* _Exercise details_
Look for the string "your" in every line, and copy each line that has it.

* _Supplied data_
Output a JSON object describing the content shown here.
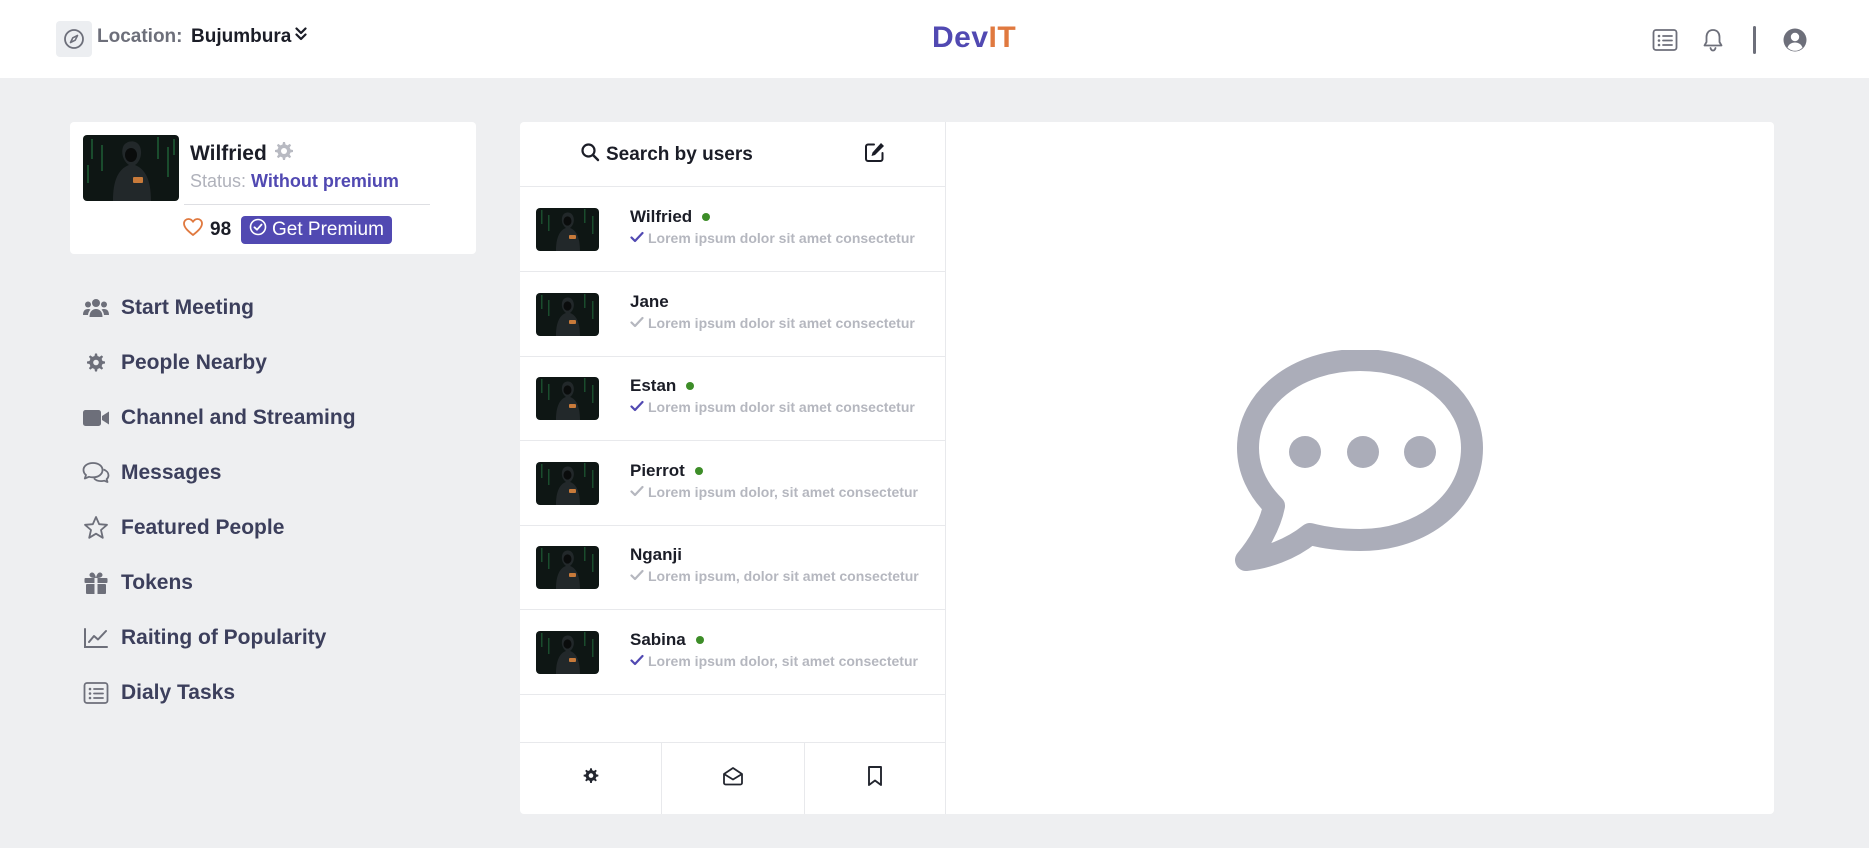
{
  "header": {
    "location_label": "Location:",
    "location_value": "Bujumbura",
    "logo_part1": "Dev",
    "logo_part2": "IT"
  },
  "profile": {
    "name": "Wilfried",
    "status_label": "Status:",
    "status_value": "Without premium",
    "likes": "98",
    "premium_button": "Get Premium"
  },
  "nav": [
    {
      "label": "Start Meeting",
      "icon": "users-icon"
    },
    {
      "label": "People Nearby",
      "icon": "gear-icon"
    },
    {
      "label": "Channel and Streaming",
      "icon": "video-icon"
    },
    {
      "label": "Messages",
      "icon": "chat-icon"
    },
    {
      "label": "Featured People",
      "icon": "star-icon"
    },
    {
      "label": "Tokens",
      "icon": "gift-icon"
    },
    {
      "label": "Raiting of Popularity",
      "icon": "chart-line-icon"
    },
    {
      "label": "Dialy Tasks",
      "icon": "list-icon"
    }
  ],
  "chat_list": {
    "search_label": "Search by users",
    "items": [
      {
        "name": "Wilfried",
        "online": true,
        "read": true,
        "message": "Lorem ipsum dolor sit amet consectetur"
      },
      {
        "name": "Jane",
        "online": false,
        "read": false,
        "message": "Lorem ipsum dolor sit amet consectetur"
      },
      {
        "name": "Estan",
        "online": true,
        "read": true,
        "message": "Lorem ipsum dolor sit amet consectetur"
      },
      {
        "name": "Pierrot",
        "online": true,
        "read": false,
        "message": "Lorem ipsum dolor, sit amet consectetur"
      },
      {
        "name": "Nganji",
        "online": false,
        "read": false,
        "message": "Lorem ipsum, dolor sit amet consectetur"
      },
      {
        "name": "Sabina",
        "online": true,
        "read": true,
        "message": "Lorem ipsum dolor, sit amet consectetur"
      }
    ]
  },
  "colors": {
    "accent": "#5149b2",
    "logo_it": "#e0793f",
    "online": "#3d8d28",
    "heart": "#e0793f"
  }
}
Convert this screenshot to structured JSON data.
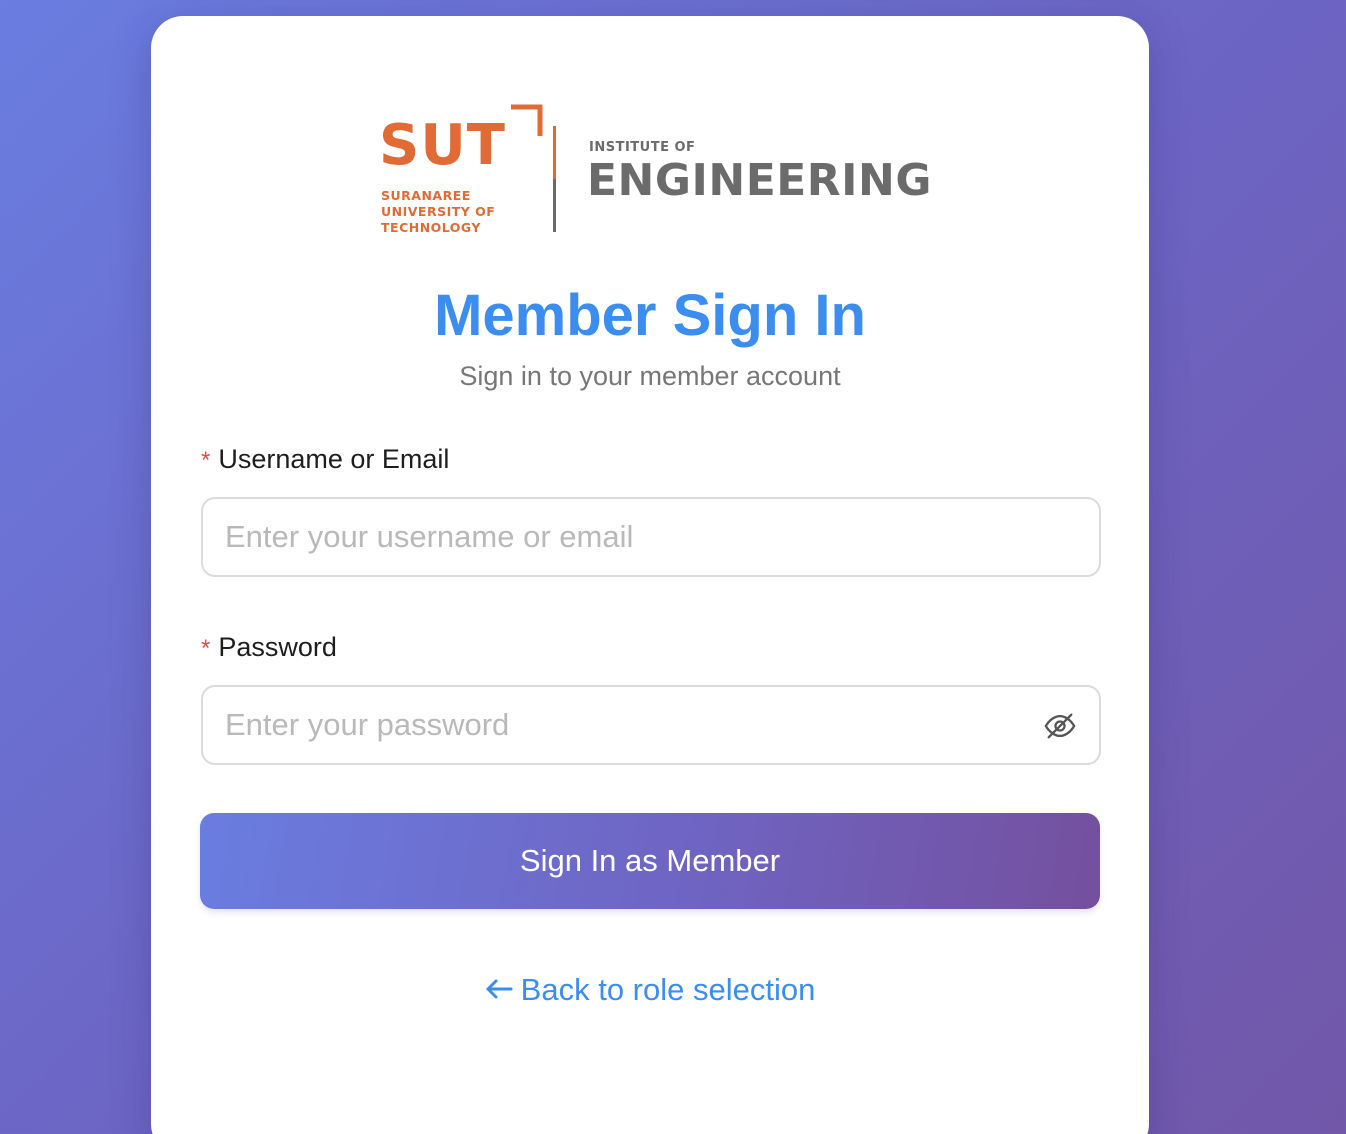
{
  "logo": {
    "mark": "SUT",
    "university_lines": [
      "SURANAREE",
      "UNIVERSITY OF",
      "TECHNOLOGY"
    ],
    "institute": "INSTITUTE OF",
    "faculty": "ENGINEERING",
    "brand_orange": "#e06b35",
    "brand_gray": "#6b6b6b"
  },
  "heading": {
    "title": "Member Sign In",
    "subtitle": "Sign in to your member account"
  },
  "form": {
    "username": {
      "required_mark": "*",
      "label": "Username or Email",
      "placeholder": "Enter your username or email",
      "value": ""
    },
    "password": {
      "required_mark": "*",
      "label": "Password",
      "placeholder": "Enter your password",
      "value": "",
      "toggle_icon": "eye-off-icon"
    },
    "submit_label": "Sign In as Member"
  },
  "back_link": {
    "icon": "arrow-left-icon",
    "label": "Back to role selection"
  },
  "colors": {
    "accent": "#3b8df0",
    "required": "#e24b4b",
    "gradient_start": "#6a7de0",
    "gradient_end": "#74509e"
  }
}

* _Solution below_
    "subtitle": "Sign in to your member account"
      "placeholder": "Enter your username or email",
      "placeholder": "Enter your password",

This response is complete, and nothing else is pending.